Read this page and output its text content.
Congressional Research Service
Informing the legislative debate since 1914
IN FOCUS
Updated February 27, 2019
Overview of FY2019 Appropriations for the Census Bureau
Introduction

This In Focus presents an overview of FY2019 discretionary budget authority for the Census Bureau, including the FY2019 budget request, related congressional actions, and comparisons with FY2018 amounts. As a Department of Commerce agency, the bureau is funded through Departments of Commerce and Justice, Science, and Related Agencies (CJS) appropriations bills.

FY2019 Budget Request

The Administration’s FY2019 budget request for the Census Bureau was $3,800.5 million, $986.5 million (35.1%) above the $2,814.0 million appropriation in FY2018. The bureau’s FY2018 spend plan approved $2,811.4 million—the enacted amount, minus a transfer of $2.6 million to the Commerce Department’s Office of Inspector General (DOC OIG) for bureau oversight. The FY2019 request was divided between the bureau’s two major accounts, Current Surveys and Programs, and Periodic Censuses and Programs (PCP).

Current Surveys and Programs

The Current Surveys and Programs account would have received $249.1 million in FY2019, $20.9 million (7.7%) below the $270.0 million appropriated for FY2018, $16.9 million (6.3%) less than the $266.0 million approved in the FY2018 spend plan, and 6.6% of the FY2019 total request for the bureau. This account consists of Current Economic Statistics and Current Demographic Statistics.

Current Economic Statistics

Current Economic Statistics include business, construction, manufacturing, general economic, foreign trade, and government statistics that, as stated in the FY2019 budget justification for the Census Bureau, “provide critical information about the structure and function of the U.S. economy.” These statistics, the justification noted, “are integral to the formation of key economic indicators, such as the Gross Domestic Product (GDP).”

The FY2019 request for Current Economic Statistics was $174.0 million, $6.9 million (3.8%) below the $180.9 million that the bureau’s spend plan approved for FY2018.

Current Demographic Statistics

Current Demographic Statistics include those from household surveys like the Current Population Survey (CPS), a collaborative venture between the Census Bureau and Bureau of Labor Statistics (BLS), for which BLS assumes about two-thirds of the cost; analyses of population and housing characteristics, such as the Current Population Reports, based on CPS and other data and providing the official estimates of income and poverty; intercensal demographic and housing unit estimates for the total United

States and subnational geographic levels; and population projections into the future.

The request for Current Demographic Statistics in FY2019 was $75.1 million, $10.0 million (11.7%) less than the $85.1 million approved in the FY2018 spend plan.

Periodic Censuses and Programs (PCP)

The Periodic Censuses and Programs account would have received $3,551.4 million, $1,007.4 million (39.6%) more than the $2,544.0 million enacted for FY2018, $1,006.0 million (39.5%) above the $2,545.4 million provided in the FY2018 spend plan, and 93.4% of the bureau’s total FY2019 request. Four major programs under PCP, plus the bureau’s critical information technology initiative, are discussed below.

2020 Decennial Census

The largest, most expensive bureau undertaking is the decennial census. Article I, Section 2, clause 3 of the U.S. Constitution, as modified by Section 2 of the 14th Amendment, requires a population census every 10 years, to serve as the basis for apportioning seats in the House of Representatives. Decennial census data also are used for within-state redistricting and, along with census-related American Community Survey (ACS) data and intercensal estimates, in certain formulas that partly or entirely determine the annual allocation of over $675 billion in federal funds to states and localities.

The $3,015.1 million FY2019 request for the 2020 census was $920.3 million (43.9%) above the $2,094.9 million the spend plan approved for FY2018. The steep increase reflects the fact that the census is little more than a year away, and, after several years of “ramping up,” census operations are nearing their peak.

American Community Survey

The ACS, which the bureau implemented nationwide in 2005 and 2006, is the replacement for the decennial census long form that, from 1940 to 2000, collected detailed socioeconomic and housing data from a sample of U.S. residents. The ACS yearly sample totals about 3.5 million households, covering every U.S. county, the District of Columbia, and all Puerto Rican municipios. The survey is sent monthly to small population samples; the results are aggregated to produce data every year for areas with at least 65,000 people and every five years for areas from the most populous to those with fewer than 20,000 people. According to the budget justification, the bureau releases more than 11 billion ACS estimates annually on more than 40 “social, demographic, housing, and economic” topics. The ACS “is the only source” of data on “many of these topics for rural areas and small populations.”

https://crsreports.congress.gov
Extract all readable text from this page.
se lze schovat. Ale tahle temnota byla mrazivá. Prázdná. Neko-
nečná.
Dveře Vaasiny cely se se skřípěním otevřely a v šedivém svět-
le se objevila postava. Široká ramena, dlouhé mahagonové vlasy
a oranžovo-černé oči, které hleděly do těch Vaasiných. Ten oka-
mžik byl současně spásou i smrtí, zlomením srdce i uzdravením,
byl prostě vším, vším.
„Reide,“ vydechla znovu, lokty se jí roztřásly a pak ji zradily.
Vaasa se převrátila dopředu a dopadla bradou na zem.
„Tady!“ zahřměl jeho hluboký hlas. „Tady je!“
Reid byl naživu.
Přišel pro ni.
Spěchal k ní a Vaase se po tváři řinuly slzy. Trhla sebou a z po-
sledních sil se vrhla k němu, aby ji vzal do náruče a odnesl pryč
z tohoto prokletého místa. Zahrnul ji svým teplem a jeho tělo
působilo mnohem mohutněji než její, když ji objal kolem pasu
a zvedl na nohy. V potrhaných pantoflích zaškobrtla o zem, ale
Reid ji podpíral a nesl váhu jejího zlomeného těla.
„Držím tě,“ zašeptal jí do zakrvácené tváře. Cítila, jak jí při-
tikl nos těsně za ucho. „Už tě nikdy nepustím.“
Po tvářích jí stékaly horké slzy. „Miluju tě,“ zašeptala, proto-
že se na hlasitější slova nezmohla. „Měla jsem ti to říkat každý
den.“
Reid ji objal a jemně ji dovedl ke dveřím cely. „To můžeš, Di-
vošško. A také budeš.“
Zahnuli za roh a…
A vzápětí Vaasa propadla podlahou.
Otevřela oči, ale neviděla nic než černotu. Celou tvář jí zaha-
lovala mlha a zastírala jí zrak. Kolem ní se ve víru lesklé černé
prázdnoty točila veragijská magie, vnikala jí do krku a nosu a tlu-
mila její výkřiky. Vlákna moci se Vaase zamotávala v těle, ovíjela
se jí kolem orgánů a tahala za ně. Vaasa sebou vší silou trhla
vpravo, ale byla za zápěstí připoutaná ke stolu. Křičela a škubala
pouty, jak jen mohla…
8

Short exercise:
Quote each line of the listing above exactly.

Final result:
Read this page and output its text content.
Congressional Research Service
Informing the legislative debate since 1914
IN FOCUS
Updated February 27, 2019
Overview of FY2019 Appropriations for the Census Bureau
Introduction

This In Focus presents an overview of FY2019 discretionary budget authority for the Census Bureau, including the FY2019 budget request, related congressional actions, and comparisons with FY2018 amounts. As a Department of Commerce agency, the bureau is funded through Departments of Commerce and Justice, Science, and Related Agencies (CJS) appropriations bills.

FY2019 Budget Request

The Administration’s FY2019 budget request for the Census Bureau was $3,800.5 million, $986.5 million (35.1%) above the $2,814.0 million appropriation in FY2018. The bureau’s FY2018 spend plan approved $2,811.4 million—the enacted amount, minus a transfer of $2.6 million to the Commerce Department’s Office of Inspector General (DOC OIG) for bureau oversight. The FY2019 request was divided between the bureau’s two major accounts, Current Surveys and Programs, and Periodic Censuses and Programs (PCP).

Current Surveys and Programs

The Current Surveys and Programs account would have received $249.1 million in FY2019, $20.9 million (7.7%) below the $270.0 million appropriated for FY2018, $16.9 million (6.3%) less than the $266.0 million approved in the FY2018 spend plan, and 6.6% of the FY2019 total request for the bureau. This account consists of Current Economic Statistics and Current Demographic Statistics.

Current Economic Statistics

Current Economic Statistics include business, construction, manufacturing, general economic, foreign trade, and government statistics that, as stated in the FY2019 budget justification for the Census Bureau, “provide critical information about the structure and function of the U.S. economy.” These statistics, the justification noted, “are integral to the formation of key economic indicators, such as the Gross Domestic Product (GDP).”

The FY2019 request for Current Economic Statistics was $174.0 million, $6.9 million (3.8%) below the $180.9 million that the bureau’s spend plan approved for FY2018.

Current Demographic Statistics

Current Demographic Statistics include those from household surveys like the Current Population Survey (CPS), a collaborative venture between the Census Bureau and Bureau of Labor Statistics (BLS), for which BLS assumes about two-thirds of the cost; analyses of population and housing characteristics, such as the Current Population Reports, based on CPS and other data and providing the official estimates of income and poverty; intercensal demographic and housing unit estimates for the total United

States and subnational geographic levels; and population projections into the future.

The request for Current Demographic Statistics in FY2019 was $75.1 million, $10.0 million (11.7%) less than the $85.1 million approved in the FY2018 spend plan.

Periodic Censuses and Programs (PCP)

The Periodic Censuses and Programs account would have received $3,551.4 million, $1,007.4 million (39.6%) more than the $2,544.0 million enacted for FY2018, $1,006.0 million (39.5%) above the $2,545.4 million provided in the FY2018 spend plan, and 93.4% of the bureau’s total FY2019 request. Four major programs under PCP, plus the bureau’s critical information technology initiative, are discussed below.

2020 Decennial Census

The largest, most expensive bureau undertaking is the decennial census. Article I, Section 2, clause 3 of the U.S. Constitution, as modified by Section 2 of the 14th Amendment, requires a population census every 10 years, to serve as the basis for apportioning seats in the House of Representatives. Decennial census data also are used for within-state redistricting and, along with census-related American Community Survey (ACS) data and intercensal estimates, in certain formulas that partly or entirely determine the annual allocation of over $675 billion in federal funds to states and localities.

The $3,015.1 million FY2019 request for the 2020 census was $920.3 million (43.9%) above the $2,094.9 million the spend plan approved for FY2018. The steep increase reflects the fact that the census is little more than a year away, and, after several years of “ramping up,” census operations are nearing their peak.

American Community Survey

The ACS, which the bureau implemented nationwide in 2005 and 2006, is the replacement for the decennial census long form that, from 1940 to 2000, collected detailed socioeconomic and housing data from a sample of U.S. residents. The ACS yearly sample totals about 3.5 million households, covering every U.S. county, the District of Columbia, and all Puerto Rican municipios. The survey is sent monthly to small population samples; the results are aggregated to produce data every year for areas with at least 65,000 people and every five years for areas from the most populous to those with fewer than 20,000 people. According to the budget justification, the bureau releases more than 11 billion ACS estimates annually on more than 40 “social, demographic, housing, and economic” topics. The ACS “is the only source” of data on “many of these topics for rural areas and small populations.”

https://crsreports.congress.gov
Extract all readable text from this page.
se lze schovat. Ale tahle temnota byla mrazivá. Prázdná. Neko-
nečná.
Dveře Vaasiny cely se se skřípěním otevřely a v šedivém svět-
le se objevila postava. Široká ramena, dlouhé mahagonové vlasy
a oranžovo-černé oči, které hleděly do těch Vaasiných. Ten oka-
mžik byl současně spásou i smrtí, zlomením srdce i uzdravením,
byl prostě vším, vším.
„Reide,“ vydechla znovu, lokty se jí roztřásly a pak ji zradily.
Vaasa se převrátila dopředu a dopadla bradou na zem.
„Tady!“ zahřměl jeho hluboký hlas. „Tady je!“
Reid byl naživu.
Přišel pro ni.
Spěchal k ní a Vaase se po tváři řinuly slzy. Trhla sebou a z po-
sledních sil se vrhla k němu, aby ji vzal do náruče a odnesl pryč
z tohoto prokletého místa. Zahrnul ji svým teplem a jeho tělo
působilo mnohem mohutněji než její, když ji objal kolem pasu
a zvedl na nohy. V potrhaných pantoflích zaškobrtla o zem, ale
Reid ji podpíral a nesl váhu jejího zlomeného těla.
„Držím tě,“ zašeptal jí do zakrvácené tváře. Cítila, jak jí při-
tikl nos těsně za ucho. „Už tě nikdy nepustím.“
Po tvářích jí stékaly horké slzy. „Miluju tě,“ zašeptala, proto-
že se na hlasitější slova nezmohla. „Měla jsem ti to říkat každý
den.“
Reid ji objal a jemně ji dovedl ke dveřím cely. „To můžeš, Di-
vošško. A také budeš.“
Zahnuli za roh a…
A vzápětí Vaasa propadla podlahou.
Otevřela oči, ale neviděla nic než černotu. Celou tvář jí zaha-
lovala mlha a zastírala jí zrak. Kolem ní se ve víru lesklé černé
prázdnoty točila veragijská magie, vnikala jí do krku a nosu a tlu-
mila její výkřiky. Vlákna moci se Vaase zamotávala v těle, ovíjela
se jí kolem orgánů a tahala za ně. Vaasa sebou vší silou trhla
vpravo, ale byla za zápěstí připoutaná ke stolu. Křičela a škubala
pouty, jak jen mohla…
8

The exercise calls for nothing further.